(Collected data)
------------

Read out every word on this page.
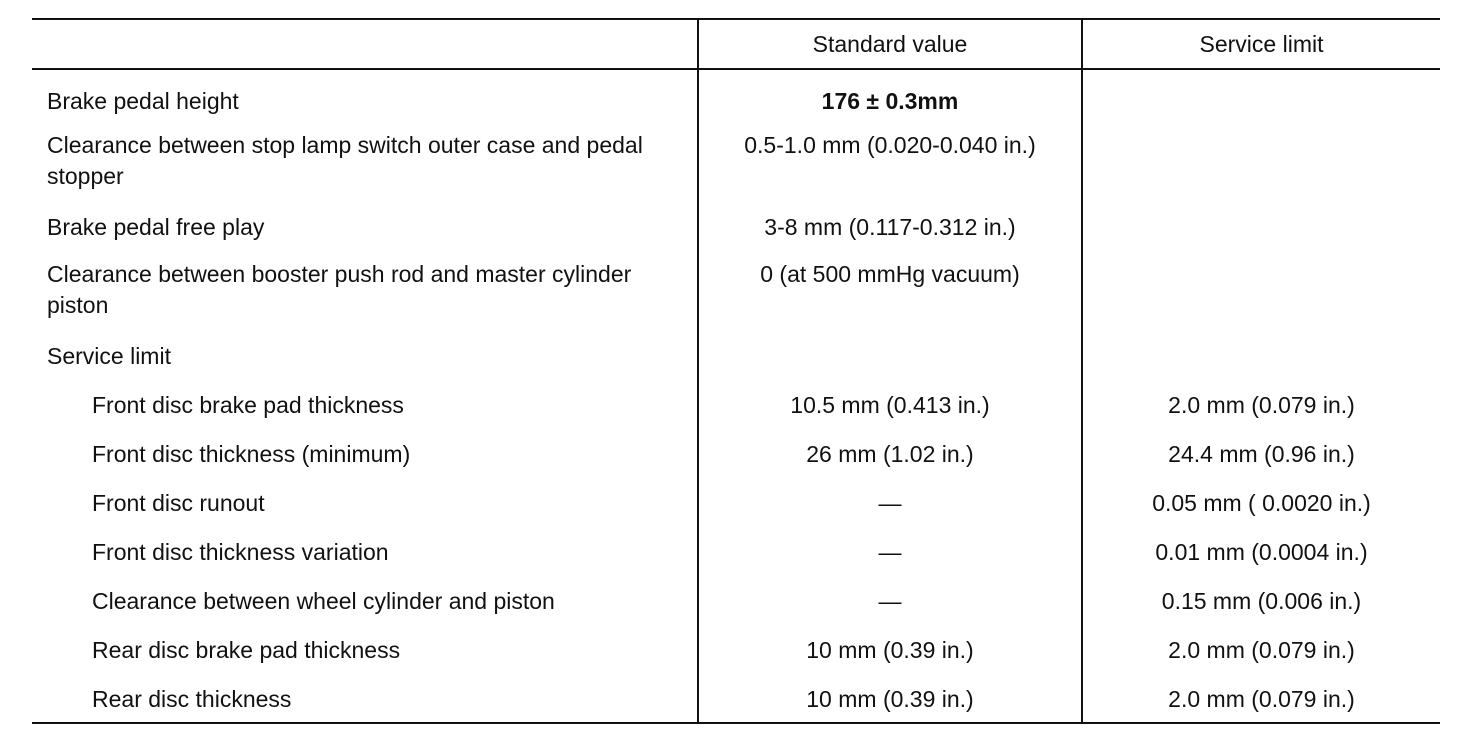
	Standard value	Service limit
Brake pedal height	176 ± 0.3mm	
Clearance between stop lamp switch outer case and pedal stopper	0.5-1.0 mm (0.020-0.040 in.)	
Brake pedal free play	3-8 mm (0.117-0.312 in.)	
Clearance between booster push rod and master cylinder piston	0 (at 500 mmHg vacuum)	
Service limit		
Front disc brake pad thickness	10.5 mm (0.413 in.)	2.0 mm (0.079 in.)
Front disc thickness (minimum)	26 mm (1.02 in.)	24.4 mm (0.96 in.)
Front disc runout	—	0.05 mm ( 0.0020 in.)
Front disc thickness variation	—	0.01 mm (0.0004 in.)
Clearance between wheel cylinder and piston	—	0.15 mm (0.006 in.)
Rear disc brake pad thickness	10 mm (0.39 in.)	2.0 mm (0.079 in.)
Rear disc thickness	10 mm (0.39 in.)	2.0 mm (0.079 in.)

------------

§ **Problem requirements**
Set down every entry word for word, but omit the pictures.

§ **Solved exercise**
Read out every word on this page.
	Standard value	Service limit
Brake pedal height	176 ± 0.3mm	
Clearance between stop lamp switch outer case and pedal stopper	0.5-1.0 mm (0.020-0.040 in.)	
Brake pedal free play	3-8 mm (0.117-0.312 in.)	
Clearance between booster push rod and master cylinder piston	0 (at 500 mmHg vacuum)	
Service limit		
Front disc brake pad thickness	10.5 mm (0.413 in.)	2.0 mm (0.079 in.)
Front disc thickness (minimum)	26 mm (1.02 in.)	24.4 mm (0.96 in.)
Front disc runout	—	0.05 mm ( 0.0020 in.)
Front disc thickness variation	—	0.01 mm (0.0004 in.)
Clearance between wheel cylinder and piston	—	0.15 mm (0.006 in.)
Rear disc brake pad thickness	10 mm (0.39 in.)	2.0 mm (0.079 in.)
Rear disc thickness	10 mm (0.39 in.)	2.0 mm (0.079 in.)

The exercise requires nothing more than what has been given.